-- DATA SHOWN --
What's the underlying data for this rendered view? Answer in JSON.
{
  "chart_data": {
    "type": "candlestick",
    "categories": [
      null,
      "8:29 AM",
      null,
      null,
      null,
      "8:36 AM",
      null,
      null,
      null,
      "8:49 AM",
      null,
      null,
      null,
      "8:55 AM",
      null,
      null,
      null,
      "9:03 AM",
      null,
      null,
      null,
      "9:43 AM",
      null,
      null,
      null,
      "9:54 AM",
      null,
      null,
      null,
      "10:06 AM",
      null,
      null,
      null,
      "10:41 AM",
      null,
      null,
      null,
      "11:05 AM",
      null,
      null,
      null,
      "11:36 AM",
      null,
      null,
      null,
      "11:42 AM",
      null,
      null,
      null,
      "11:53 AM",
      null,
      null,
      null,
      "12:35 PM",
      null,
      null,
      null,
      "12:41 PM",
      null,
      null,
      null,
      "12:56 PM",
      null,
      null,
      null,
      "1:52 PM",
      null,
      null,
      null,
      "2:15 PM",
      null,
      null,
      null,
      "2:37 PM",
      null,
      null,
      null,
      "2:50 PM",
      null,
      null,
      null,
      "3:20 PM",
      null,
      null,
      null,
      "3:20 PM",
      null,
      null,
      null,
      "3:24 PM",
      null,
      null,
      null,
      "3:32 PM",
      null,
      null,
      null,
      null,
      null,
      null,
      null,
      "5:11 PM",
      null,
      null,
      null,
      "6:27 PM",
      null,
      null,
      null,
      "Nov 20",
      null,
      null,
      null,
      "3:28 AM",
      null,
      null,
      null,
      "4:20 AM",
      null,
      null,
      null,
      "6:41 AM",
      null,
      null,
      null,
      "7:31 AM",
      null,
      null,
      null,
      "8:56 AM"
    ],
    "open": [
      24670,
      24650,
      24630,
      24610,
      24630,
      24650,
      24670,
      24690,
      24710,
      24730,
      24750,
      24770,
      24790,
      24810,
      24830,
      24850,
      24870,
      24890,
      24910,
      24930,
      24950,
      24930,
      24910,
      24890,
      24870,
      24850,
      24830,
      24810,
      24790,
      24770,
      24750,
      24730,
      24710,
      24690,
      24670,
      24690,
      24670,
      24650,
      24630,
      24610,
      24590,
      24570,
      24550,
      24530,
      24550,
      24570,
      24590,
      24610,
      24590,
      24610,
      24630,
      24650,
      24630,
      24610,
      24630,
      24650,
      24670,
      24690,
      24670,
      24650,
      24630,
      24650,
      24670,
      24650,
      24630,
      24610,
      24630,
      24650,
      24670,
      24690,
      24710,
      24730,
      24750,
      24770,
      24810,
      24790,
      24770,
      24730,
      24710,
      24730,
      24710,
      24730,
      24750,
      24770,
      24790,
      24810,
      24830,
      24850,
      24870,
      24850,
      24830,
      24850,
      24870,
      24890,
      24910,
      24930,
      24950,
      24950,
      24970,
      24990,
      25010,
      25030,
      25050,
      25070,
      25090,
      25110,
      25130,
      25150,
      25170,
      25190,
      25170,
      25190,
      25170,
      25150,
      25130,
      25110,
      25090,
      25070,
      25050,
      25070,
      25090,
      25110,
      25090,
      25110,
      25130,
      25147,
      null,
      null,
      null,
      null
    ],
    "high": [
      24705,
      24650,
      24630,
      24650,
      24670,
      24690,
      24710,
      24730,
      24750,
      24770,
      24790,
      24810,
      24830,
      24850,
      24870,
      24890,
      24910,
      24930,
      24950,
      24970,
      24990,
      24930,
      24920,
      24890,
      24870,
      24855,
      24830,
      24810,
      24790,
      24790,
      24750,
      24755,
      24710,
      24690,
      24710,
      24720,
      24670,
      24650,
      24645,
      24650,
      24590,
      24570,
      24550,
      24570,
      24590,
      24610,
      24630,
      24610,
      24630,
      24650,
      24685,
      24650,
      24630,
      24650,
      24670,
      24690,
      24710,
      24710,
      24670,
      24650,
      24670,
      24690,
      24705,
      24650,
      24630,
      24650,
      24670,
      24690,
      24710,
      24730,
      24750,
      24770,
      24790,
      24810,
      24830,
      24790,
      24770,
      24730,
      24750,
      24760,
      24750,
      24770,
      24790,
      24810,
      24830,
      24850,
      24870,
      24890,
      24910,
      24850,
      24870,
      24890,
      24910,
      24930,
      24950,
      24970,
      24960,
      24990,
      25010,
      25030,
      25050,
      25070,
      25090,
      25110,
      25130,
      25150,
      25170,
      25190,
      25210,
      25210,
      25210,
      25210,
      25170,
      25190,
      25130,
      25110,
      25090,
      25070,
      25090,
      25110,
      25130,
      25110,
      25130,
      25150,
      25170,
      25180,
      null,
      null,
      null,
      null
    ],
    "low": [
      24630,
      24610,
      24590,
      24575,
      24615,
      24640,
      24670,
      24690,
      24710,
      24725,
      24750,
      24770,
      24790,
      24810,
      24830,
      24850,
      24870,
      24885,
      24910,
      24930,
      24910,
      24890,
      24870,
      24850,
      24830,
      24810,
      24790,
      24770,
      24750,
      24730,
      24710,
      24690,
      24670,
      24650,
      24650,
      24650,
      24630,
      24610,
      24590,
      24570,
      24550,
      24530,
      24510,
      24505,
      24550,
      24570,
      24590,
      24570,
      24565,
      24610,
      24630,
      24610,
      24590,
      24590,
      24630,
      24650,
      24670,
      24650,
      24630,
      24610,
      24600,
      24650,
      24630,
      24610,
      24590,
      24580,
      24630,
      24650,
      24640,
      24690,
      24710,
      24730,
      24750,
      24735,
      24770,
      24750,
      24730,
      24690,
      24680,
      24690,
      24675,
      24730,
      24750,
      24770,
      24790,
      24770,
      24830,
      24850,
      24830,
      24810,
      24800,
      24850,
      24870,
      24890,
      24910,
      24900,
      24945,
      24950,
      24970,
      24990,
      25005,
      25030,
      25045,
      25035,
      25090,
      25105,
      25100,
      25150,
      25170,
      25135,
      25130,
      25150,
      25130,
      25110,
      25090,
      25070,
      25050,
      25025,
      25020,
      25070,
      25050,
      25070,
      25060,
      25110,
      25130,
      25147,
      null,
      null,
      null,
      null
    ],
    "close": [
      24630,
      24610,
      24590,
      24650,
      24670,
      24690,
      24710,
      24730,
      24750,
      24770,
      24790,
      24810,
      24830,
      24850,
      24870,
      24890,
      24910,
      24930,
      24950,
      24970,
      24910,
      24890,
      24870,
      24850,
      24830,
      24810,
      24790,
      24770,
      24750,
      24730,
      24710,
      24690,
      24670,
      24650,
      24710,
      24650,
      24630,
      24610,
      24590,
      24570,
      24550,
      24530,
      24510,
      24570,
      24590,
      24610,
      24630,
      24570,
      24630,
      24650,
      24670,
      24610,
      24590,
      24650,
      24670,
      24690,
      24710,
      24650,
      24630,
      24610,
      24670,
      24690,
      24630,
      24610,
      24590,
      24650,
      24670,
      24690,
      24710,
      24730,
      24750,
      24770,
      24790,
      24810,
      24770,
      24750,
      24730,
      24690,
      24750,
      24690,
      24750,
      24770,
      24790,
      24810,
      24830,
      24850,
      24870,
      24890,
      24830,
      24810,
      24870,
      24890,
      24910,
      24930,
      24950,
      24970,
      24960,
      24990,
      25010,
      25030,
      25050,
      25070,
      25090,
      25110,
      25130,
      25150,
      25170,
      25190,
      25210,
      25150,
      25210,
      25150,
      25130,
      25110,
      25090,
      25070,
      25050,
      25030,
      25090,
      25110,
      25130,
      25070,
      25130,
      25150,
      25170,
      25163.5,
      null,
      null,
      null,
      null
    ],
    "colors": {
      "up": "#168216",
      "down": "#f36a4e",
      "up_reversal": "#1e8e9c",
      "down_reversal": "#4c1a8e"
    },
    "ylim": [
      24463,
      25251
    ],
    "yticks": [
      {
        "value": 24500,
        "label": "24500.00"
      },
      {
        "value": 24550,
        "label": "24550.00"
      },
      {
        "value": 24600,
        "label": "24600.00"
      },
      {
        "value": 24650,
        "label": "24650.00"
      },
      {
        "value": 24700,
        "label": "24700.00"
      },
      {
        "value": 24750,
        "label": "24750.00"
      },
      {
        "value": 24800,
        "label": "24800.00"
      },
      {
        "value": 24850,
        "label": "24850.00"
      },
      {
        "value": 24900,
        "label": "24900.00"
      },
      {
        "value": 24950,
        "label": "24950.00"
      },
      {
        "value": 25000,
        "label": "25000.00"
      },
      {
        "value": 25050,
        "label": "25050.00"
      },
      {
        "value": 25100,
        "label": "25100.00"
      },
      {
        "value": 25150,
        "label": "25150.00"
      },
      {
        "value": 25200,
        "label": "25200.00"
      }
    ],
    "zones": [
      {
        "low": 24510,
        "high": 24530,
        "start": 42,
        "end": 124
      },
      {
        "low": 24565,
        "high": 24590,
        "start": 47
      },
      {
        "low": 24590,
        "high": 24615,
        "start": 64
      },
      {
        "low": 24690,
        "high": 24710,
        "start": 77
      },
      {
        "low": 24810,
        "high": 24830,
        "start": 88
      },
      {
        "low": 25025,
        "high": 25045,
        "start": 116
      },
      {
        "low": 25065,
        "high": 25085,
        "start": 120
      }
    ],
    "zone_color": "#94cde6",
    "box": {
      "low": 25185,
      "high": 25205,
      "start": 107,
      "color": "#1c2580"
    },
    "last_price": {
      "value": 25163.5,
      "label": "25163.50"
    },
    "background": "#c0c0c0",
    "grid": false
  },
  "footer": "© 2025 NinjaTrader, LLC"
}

-- PROMPT --
Display every line of the listing that contains the string "high".

-- ANSWER TO THE TASK --
    "high": [
        "high": 24530,
        "high": 24590,
        "high": 24615,
        "high": 24710,
        "high": 24830,
        "high": 25045,
        "high": 25085,
      "high": 25205,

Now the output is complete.